Exercise objective: Below are some records; reproduce every one of them exactly.
☆ ☆ ☆ ☆ ☆
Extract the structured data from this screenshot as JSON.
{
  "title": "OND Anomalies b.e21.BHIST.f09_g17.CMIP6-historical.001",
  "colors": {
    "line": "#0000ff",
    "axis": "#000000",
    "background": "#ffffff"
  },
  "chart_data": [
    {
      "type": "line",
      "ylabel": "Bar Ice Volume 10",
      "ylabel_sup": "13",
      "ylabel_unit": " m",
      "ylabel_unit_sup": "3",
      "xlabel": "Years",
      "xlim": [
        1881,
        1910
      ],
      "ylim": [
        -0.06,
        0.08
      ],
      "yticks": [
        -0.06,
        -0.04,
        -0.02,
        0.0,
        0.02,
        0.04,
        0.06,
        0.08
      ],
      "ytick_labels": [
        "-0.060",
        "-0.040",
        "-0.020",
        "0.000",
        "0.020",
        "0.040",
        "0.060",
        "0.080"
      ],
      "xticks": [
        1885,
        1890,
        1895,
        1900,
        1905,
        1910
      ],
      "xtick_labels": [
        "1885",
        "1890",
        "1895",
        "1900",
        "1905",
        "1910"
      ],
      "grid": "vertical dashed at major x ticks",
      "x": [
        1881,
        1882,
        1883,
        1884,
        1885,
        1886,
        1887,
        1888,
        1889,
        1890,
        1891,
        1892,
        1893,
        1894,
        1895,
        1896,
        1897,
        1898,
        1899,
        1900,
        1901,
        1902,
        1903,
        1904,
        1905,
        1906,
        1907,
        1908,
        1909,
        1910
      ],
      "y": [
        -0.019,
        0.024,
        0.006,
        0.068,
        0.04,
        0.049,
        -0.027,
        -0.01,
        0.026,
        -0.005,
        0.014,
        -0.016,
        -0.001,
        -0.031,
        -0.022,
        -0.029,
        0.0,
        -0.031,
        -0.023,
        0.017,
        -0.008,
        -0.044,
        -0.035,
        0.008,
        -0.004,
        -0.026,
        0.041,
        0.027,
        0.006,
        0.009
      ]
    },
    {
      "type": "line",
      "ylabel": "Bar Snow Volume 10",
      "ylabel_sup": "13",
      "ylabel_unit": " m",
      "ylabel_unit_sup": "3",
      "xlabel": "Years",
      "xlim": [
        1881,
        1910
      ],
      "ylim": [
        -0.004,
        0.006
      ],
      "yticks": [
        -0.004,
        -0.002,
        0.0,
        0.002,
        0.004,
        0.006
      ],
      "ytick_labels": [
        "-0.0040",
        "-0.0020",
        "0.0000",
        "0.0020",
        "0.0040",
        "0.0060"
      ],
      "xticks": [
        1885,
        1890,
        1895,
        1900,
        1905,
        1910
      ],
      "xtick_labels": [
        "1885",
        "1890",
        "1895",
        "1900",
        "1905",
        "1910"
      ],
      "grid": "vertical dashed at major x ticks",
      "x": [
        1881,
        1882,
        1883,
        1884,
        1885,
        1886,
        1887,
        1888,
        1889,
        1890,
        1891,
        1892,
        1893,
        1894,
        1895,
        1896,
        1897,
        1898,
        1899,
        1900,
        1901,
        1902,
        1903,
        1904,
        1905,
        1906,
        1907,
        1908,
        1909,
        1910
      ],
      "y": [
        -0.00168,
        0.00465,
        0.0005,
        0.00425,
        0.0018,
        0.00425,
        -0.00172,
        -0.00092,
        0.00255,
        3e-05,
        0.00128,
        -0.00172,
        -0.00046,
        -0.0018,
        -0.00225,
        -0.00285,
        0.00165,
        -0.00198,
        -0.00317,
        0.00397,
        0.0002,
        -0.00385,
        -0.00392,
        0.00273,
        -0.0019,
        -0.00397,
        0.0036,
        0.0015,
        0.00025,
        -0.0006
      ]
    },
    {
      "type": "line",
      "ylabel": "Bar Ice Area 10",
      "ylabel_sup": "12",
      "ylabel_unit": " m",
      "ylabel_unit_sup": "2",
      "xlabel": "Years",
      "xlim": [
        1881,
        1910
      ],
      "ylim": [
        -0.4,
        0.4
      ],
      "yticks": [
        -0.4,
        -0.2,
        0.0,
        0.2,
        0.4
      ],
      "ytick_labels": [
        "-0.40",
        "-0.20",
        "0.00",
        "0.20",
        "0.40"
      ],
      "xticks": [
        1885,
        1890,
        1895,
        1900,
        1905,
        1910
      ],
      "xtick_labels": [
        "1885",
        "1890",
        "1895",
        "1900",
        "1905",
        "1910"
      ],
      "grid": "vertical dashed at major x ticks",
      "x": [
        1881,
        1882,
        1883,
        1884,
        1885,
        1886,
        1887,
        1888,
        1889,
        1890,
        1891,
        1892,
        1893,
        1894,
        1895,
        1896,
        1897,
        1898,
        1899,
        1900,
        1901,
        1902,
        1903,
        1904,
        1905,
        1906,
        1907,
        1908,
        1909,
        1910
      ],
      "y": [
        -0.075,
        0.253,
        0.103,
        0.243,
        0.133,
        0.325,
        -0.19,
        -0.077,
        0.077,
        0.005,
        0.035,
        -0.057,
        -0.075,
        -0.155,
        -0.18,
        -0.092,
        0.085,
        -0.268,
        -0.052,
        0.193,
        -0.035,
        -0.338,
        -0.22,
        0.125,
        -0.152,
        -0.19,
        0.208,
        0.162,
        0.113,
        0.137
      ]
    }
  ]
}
☆ ☆ ☆ ☆ ☆
Correct response:
Extract the structured data from this screenshot as JSON.
{
  "title": "OND Anomalies b.e21.BHIST.f09_g17.CMIP6-historical.001",
  "colors": {
    "line": "#0000ff",
    "axis": "#000000",
    "background": "#ffffff"
  },
  "chart_data": [
    {
      "type": "line",
      "ylabel": "Bar Ice Volume 10",
      "ylabel_sup": "13",
      "ylabel_unit": " m",
      "ylabel_unit_sup": "3",
      "xlabel": "Years",
      "xlim": [
        1881,
        1910
      ],
      "ylim": [
        -0.06,
        0.08
      ],
      "yticks": [
        -0.06,
        -0.04,
        -0.02,
        0.0,
        0.02,
        0.04,
        0.06,
        0.08
      ],
      "ytick_labels": [
        "-0.060",
        "-0.040",
        "-0.020",
        "0.000",
        "0.020",
        "0.040",
        "0.060",
        "0.080"
      ],
      "xticks": [
        1885,
        1890,
        1895,
        1900,
        1905,
        1910
      ],
      "xtick_labels": [
        "1885",
        "1890",
        "1895",
        "1900",
        "1905",
        "1910"
      ],
      "grid": "vertical dashed at major x ticks",
      "x": [
        1881,
        1882,
        1883,
        1884,
        1885,
        1886,
        1887,
        1888,
        1889,
        1890,
        1891,
        1892,
        1893,
        1894,
        1895,
        1896,
        1897,
        1898,
        1899,
        1900,
        1901,
        1902,
        1903,
        1904,
        1905,
        1906,
        1907,
        1908,
        1909,
        1910
      ],
      "y": [
        -0.019,
        0.024,
        0.006,
        0.068,
        0.04,
        0.049,
        -0.027,
        -0.01,
        0.026,
        -0.005,
        0.014,
        -0.016,
        -0.001,
        -0.031,
        -0.022,
        -0.029,
        0.0,
        -0.031,
        -0.023,
        0.017,
        -0.008,
        -0.044,
        -0.035,
        0.008,
        -0.004,
        -0.026,
        0.041,
        0.027,
        0.006,
        0.009
      ]
    },
    {
      "type": "line",
      "ylabel": "Bar Snow Volume 10",
      "ylabel_sup": "13",
      "ylabel_unit": " m",
      "ylabel_unit_sup": "3",
      "xlabel": "Years",
      "xlim": [
        1881,
        1910
      ],
      "ylim": [
        -0.004,
        0.006
      ],
      "yticks": [
        -0.004,
        -0.002,
        0.0,
        0.002,
        0.004,
        0.006
      ],
      "ytick_labels": [
        "-0.0040",
        "-0.0020",
        "0.0000",
        "0.0020",
        "0.0040",
        "0.0060"
      ],
      "xticks": [
        1885,
        1890,
        1895,
        1900,
        1905,
        1910
      ],
      "xtick_labels": [
        "1885",
        "1890",
        "1895",
        "1900",
        "1905",
        "1910"
      ],
      "grid": "vertical dashed at major x ticks",
      "x": [
        1881,
        1882,
        1883,
        1884,
        1885,
        1886,
        1887,
        1888,
        1889,
        1890,
        1891,
        1892,
        1893,
        1894,
        1895,
        1896,
        1897,
        1898,
        1899,
        1900,
        1901,
        1902,
        1903,
        1904,
        1905,
        1906,
        1907,
        1908,
        1909,
        1910
      ],
      "y": [
        -0.00168,
        0.00465,
        0.0005,
        0.00425,
        0.0018,
        0.00425,
        -0.00172,
        -0.00092,
        0.00255,
        3e-05,
        0.00128,
        -0.00172,
        -0.00046,
        -0.0018,
        -0.00225,
        -0.00285,
        0.00165,
        -0.00198,
        -0.00317,
        0.00397,
        0.0002,
        -0.00385,
        -0.00392,
        0.00273,
        -0.0019,
        -0.00397,
        0.0036,
        0.0015,
        0.00025,
        -0.0006
      ]
    },
    {
      "type": "line",
      "ylabel": "Bar Ice Area 10",
      "ylabel_sup": "12",
      "ylabel_unit": " m",
      "ylabel_unit_sup": "2",
      "xlabel": "Years",
      "xlim": [
        1881,
        1910
      ],
      "ylim": [
        -0.4,
        0.4
      ],
      "yticks": [
        -0.4,
        -0.2,
        0.0,
        0.2,
        0.4
      ],
      "ytick_labels": [
        "-0.40",
        "-0.20",
        "0.00",
        "0.20",
        "0.40"
      ],
      "xticks": [
        1885,
        1890,
        1895,
        1900,
        1905,
        1910
      ],
      "xtick_labels": [
        "1885",
        "1890",
        "1895",
        "1900",
        "1905",
        "1910"
      ],
      "grid": "vertical dashed at major x ticks",
      "x": [
        1881,
        1882,
        1883,
        1884,
        1885,
        1886,
        1887,
        1888,
        1889,
        1890,
        1891,
        1892,
        1893,
        1894,
        1895,
        1896,
        1897,
        1898,
        1899,
        1900,
        1901,
        1902,
        1903,
        1904,
        1905,
        1906,
        1907,
        1908,
        1909,
        1910
      ],
      "y": [
        -0.075,
        0.253,
        0.103,
        0.243,
        0.133,
        0.325,
        -0.19,
        -0.077,
        0.077,
        0.005,
        0.035,
        -0.057,
        -0.075,
        -0.155,
        -0.18,
        -0.092,
        0.085,
        -0.268,
        -0.052,
        0.193,
        -0.035,
        -0.338,
        -0.22,
        0.125,
        -0.152,
        -0.19,
        0.208,
        0.162,
        0.113,
        0.137
      ]
    }
  ]
}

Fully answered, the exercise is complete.